• Written instruction:
Repeat the listing that follows, character for character, minus the pictures.

• Given records:
»»
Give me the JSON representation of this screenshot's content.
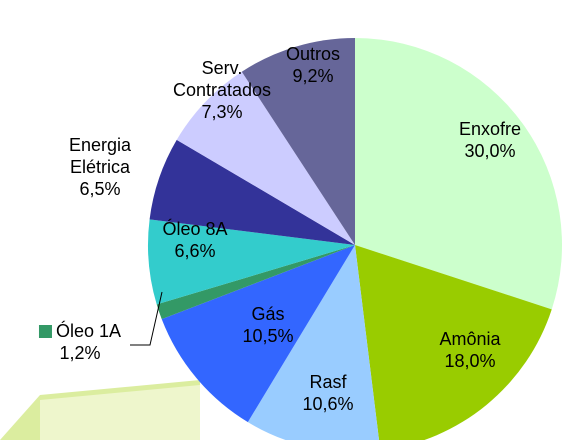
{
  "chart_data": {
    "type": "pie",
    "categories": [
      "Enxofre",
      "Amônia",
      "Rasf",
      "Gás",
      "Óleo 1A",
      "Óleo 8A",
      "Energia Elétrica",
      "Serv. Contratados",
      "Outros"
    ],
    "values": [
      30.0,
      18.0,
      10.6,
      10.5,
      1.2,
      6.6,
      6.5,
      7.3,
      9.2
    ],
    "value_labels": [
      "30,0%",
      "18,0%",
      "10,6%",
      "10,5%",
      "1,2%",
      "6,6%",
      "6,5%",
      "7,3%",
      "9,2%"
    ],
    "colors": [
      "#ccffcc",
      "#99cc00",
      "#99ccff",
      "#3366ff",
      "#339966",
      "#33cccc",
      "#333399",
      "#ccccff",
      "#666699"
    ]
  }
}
««
• Answer to the problem:
Give me the JSON representation of this screenshot's content.
{
  "chart_data": {
    "type": "pie",
    "categories": [
      "Enxofre",
      "Amônia",
      "Rasf",
      "Gás",
      "Óleo 1A",
      "Óleo 8A",
      "Energia Elétrica",
      "Serv. Contratados",
      "Outros"
    ],
    "values": [
      30.0,
      18.0,
      10.6,
      10.5,
      1.2,
      6.6,
      6.5,
      7.3,
      9.2
    ],
    "value_labels": [
      "30,0%",
      "18,0%",
      "10,6%",
      "10,5%",
      "1,2%",
      "6,6%",
      "6,5%",
      "7,3%",
      "9,2%"
    ],
    "colors": [
      "#ccffcc",
      "#99cc00",
      "#99ccff",
      "#3366ff",
      "#339966",
      "#33cccc",
      "#333399",
      "#ccccff",
      "#666699"
    ]
  }
}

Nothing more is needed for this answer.